* REQUIRED WORK *
Locate the lines of the listing below that hold "Output", then copy each of them.

======== DATASET EXCERPTS ========

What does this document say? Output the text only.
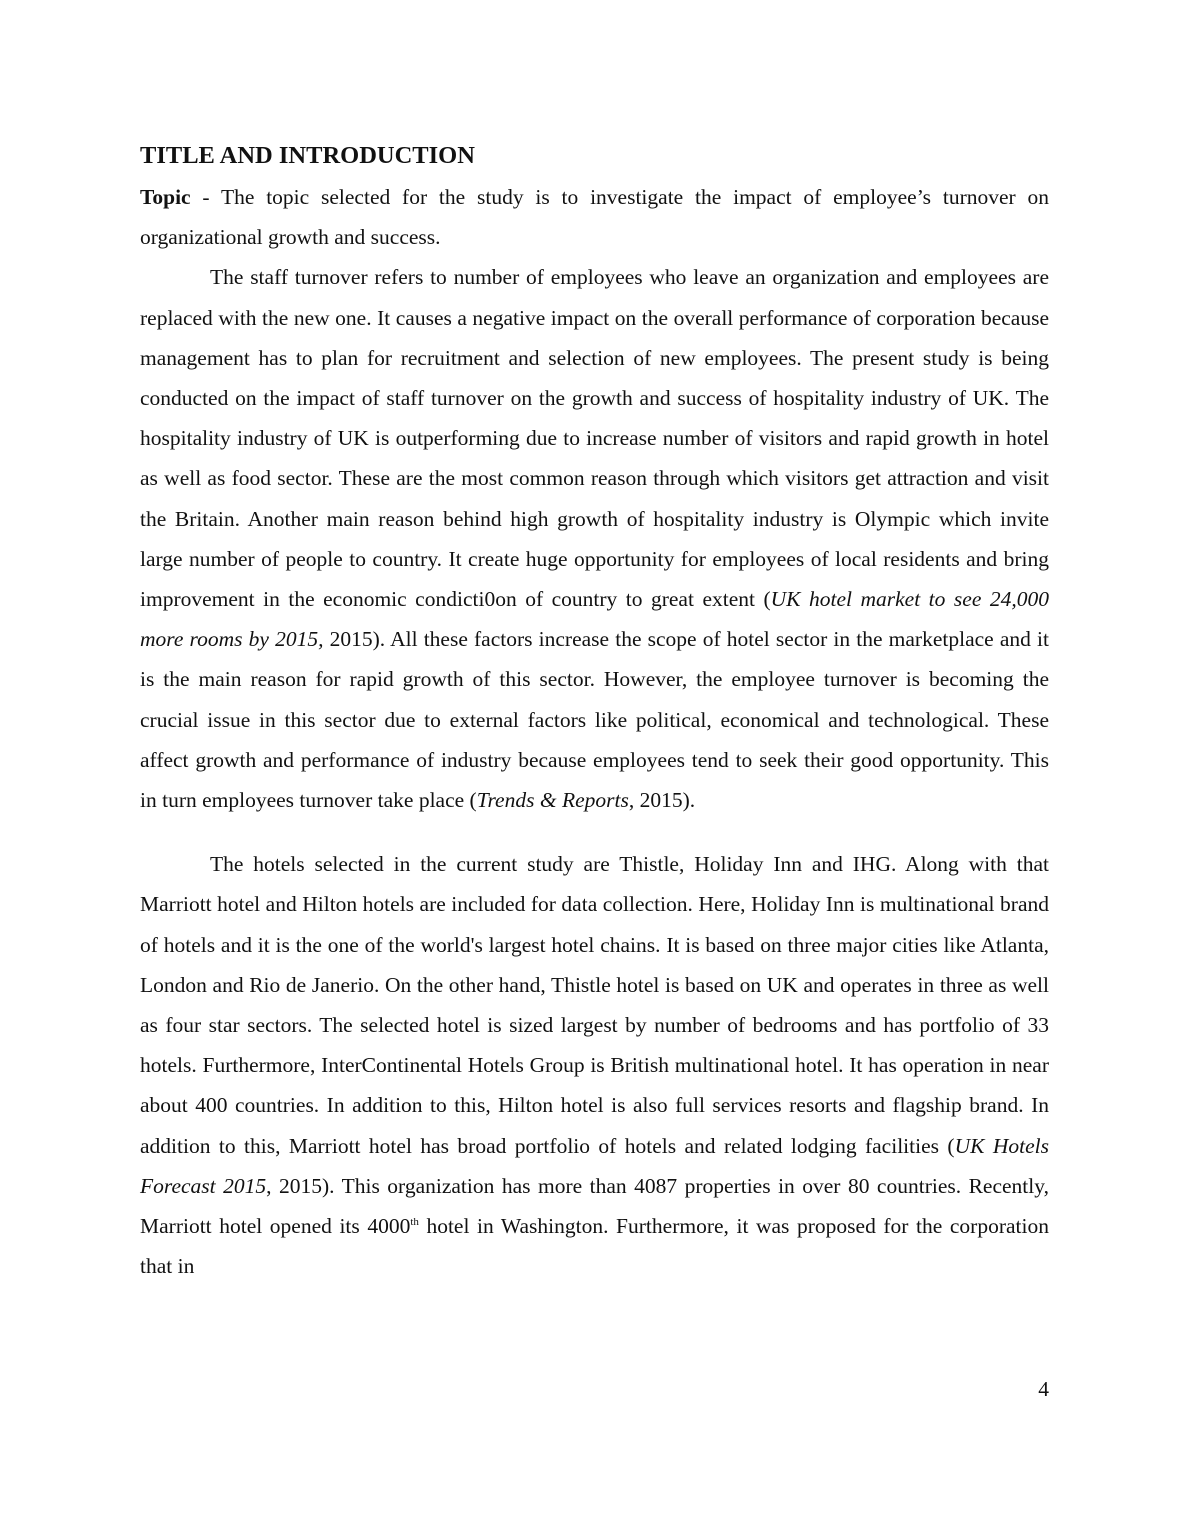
TITLE AND INTRODUCTION

Topic - The topic selected for the study is to investigate the impact of employee’s turnover on organizational growth and success.

The staff turnover refers to number of employees who leave an organization and employees are replaced with the new one. It causes a negative impact on the overall performance of corporation because management has to plan for recruitment and selection of new employees. The present study is being conducted on the impact of staff turnover on the growth and success of hospitality industry of UK. The hospitality industry of UK is outperforming due to increase number of visitors and rapid growth in hotel as well as food sector. These are the most common reason through which visitors get attraction and visit the Britain. Another main reason behind high growth of hospitality industry is Olympic which invite large number of people to country. It create huge opportunity for employees of local residents and bring improvement in the economic condicti0on of country to great extent (UK hotel market to see 24,000 more rooms by 2015, 2015). All these factors increase the scope of hotel sector in the marketplace and it is the main reason for rapid growth of this sector. However, the employee turnover is becoming the crucial issue in this sector due to external factors like political, economical and technological. These affect growth and performance of industry because employees tend to seek their good opportunity. This in turn employees turnover take place (Trends & Reports, 2015).

The hotels selected in the current study are Thistle, Holiday Inn and IHG. Along with that Marriott hotel and Hilton hotels are included for data collection. Here, Holiday Inn is multinational brand of hotels and it is the one of the world's largest hotel chains. It is based on three major cities like Atlanta, London and Rio de Janerio. On the other hand, Thistle hotel is based on UK and operates in three as well as four star sectors. The selected hotel is sized largest by number of bedrooms and has portfolio of 33 hotels. Furthermore, InterContinental Hotels Group is British multinational hotel. It has operation in near about 400 countries. In addition to this, Hilton hotel is also full services resorts and flagship brand. In addition to this, Marriott hotel has broad portfolio of hotels and related lodging facilities (UK Hotels Forecast 2015, 2015). This organization has more than 4087 properties in over 80 countries. Recently, Marriott hotel opened its 4000th hotel in Washington. Furthermore, it was proposed for the corporation that in

4
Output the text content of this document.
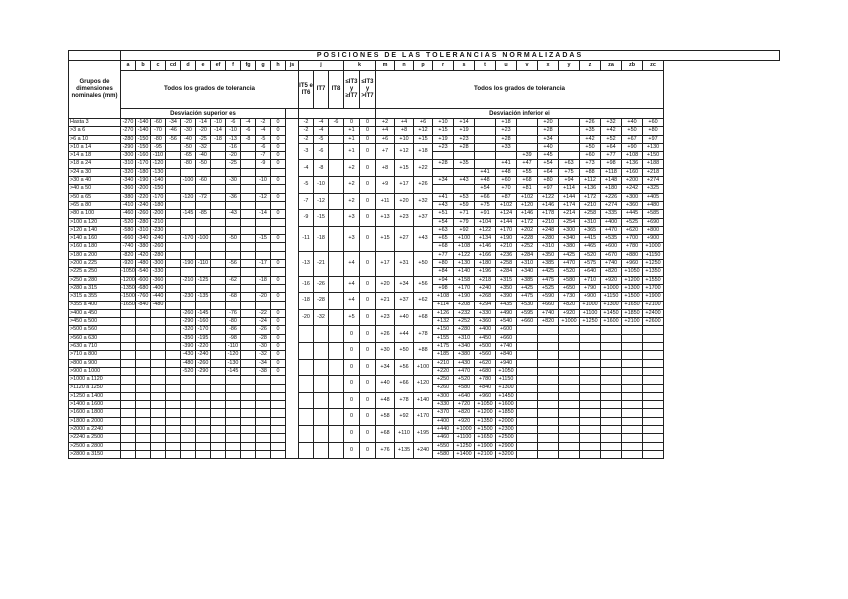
	POSICIONES DE LAS TOLERANCIAS NORMALIZADAS																														
Grupos de dimensiones nominales (mm)	a	b	c	cd	d	e	ef	f	fg	g	h	js	j			k		m	n	p	r	s	t	u	v	x	y	z	za	zb	zc
	Todos los grados de tolerancia												IT5 e IT6	IT7	IT8	≤IT3 y ≥IT7	≤IT3 y >IT7	Todos los grados de tolerancia													
	Desviación superior es																	Desviación inferior ei													
Hasta 3	-270	-140	-60	-34	-20	-14	-10	-6	-4	-2	0		-2	-4	-6	0	0	+2	+4	+6	+10	+14		+18		+20		+26	+32	+40	+60
>3 a 6	-270	-140	-70	-46	-30	-20	-14	-10	-6	-4	0		-2	-4		+1	0	+4	+8	+12	+15	+19		+23		+28		+35	+42	+50	+80
>6 a 10	-280	-150	-80	-56	-40	-25	-18	-13	-8	-5	0		-2	-5		+1	0	+6	+10	+15	+19	+23		+28		+34		+42	+52	+67	+97
>10 a 14	-290	-150	-95		-50	-32		-16		-6	0		-3	-6		+1	0	+7	+12	+18	+23	+28		+33		+40		+50	+64	+90	+130
>14 a 18	-300	-160	-110		-65	-40		-20		-7	0														+39	+45		+60	+77	+108	+150
>18 a 24	-310	-170	-120		-80	-50		-25		-9	0		-4	-8		+2	0	+8	+15	+22	+28	+35		+41	+47	+54	+63	+73	+98	+136	+188
>24 a 30	-320	-180	-130																				+41	+48	+55	+64	+75	+88	+118	+160	+218
>30 a 40	-340	-190	-140		-100	-60		-30		-10	0		-5	-10		+2	0	+9	+17	+26	+34	+43	+48	+60	+68	+80	+94	+112	+148	+200	+274
>40 a 50	-360	-200	-150																				+54	+70	+81	+97	+114	+136	+180	+242	+325
>50 a 65	-380	-220	-170		-120	-72		-36		-12	0		-7	-12		+2	0	+11	+20	+32	+41	+53	+66	+87	+102	+122	+144	+172	+226	+300	+405
>65 a 80	-410	-240	-180																		+43	+59	+75	+102	+120	+146	+174	+210	+274	+360	+480
>80 a 100	-460	-260	-200		-145	-85		-43		-14	0		-9	-15		+3	0	+13	+23	+37	+51	+71	+91	+124	+146	+178	+214	+258	+335	+445	+585
>100 a 120	-520	-280	-210																		+54	+79	+104	+144	+172	+210	+254	+310	+400	+525	+690
>120 a 140	-580	-310	-230										-11	-18		+3	0	+15	+27	+43	+63	+92	+122	+170	+202	+248	+300	+365	+470	+620	+800
>140 a 160	-660	-340	-240		-170	-100		-50		-15	0										+65	+100	+134	+190	+228	+280	+340	+415	+535	+700	+900
>160 a 180	-740	-380	-260																		+68	+108	+146	+210	+252	+310	+380	+465	+600	+780	+1000
>180 a 200	-820	-420	-280										-13	-21		+4	0	+17	+31	+50	+77	+122	+166	+236	+284	+350	+425	+520	+670	+880	+1150
>200 a 225	-920	-480	-300		-190	-110		-56		-17	0										+80	+130	+180	+258	+310	+385	+470	+575	+740	+960	+1250
>225 a 250	-1050	-540	-330																		+84	+140	+196	+284	+340	+425	+520	+640	+820	+1050	+1350
>250 a 280	-1200	-600	-360		-210	-125		-62		-18	0		-16	-26		+4	0	+20	+34	+56	+94	+158	+218	+315	+385	+475	+580	+710	+920	+1200	+1550
>280 a 315	-1350	-680	-400																		+98	+170	+240	+350	+425	+525	+650	+790	+1000	+1300	+1700
>315 a 355	-1500	-760	-440		-230	-135		-68		-20	0		-18	-28		+4	0	+21	+37	+62	+108	+190	+268	+390	+475	+590	+730	+900	+1150	+1500	+1900
>355 a 400	-1650	-840	-480																		+114	+208	+294	+435	+530	+660	+820	+1000	+1300	+1650	+2100
>400 a 450					-260	-145		-76		-22	0		-20	-32		+5	0	+23	+40	+68	+126	+232	+330	+490	+595	+740	+920	+1100	+1450	+1850	+2400
>450 a 500					-290	-160		-80		-24	0										+132	+252	+360	+540	+660	+820	+1000	+1250	+1600	+2100	+2600
>500 a 560					-320	-170		-86		-26	0					0	0	+26	+44	+78	+150	+280	+400	+600							
>560 a 630					-350	-195		-98		-28	0										+155	+310	+450	+660							
>630 a 710					-390	-220		-110		-30	0					0	0	+30	+50	+88	+175	+340	+500	+740							
>710 a 800					-430	-240		-120		-32	0										+185	+380	+560	+840							
>800 a 900					-480	-260		-130		-34	0					0	0	+34	+56	+100	+210	+430	+620	+940							
>900 a 1000					-520	-290		-145		-38	0										+220	+470	+680	+1050							
>1000 a 1120																0	0	+40	+66	+120	+250	+520	+780	+1150							
>1120 a 1250																					+260	+580	+840	+1300							
>1250 a 1400																0	0	+48	+78	+140	+300	+640	+960	+1450							
>1400 a 1600																					+330	+720	+1050	+1600							
>1600 a 1800																0	0	+58	+92	+170	+370	+820	+1200	+1850							
>1800 a 2000																					+400	+920	+1350	+2000							
>2000 a 2240																0	0	+68	+110	+195	+440	+1000	+1500	+2300							
>2240 a 2500																					+460	+1100	+1650	+2500							
>2500 a 2800																0	0	+76	+135	+240	+550	+1250	+1900	+2900							
>2800 a 3150																					+580	+1400	+2100	+3200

========

* REPLY *
What does this document say? Output the text only.
Output the text content of this document.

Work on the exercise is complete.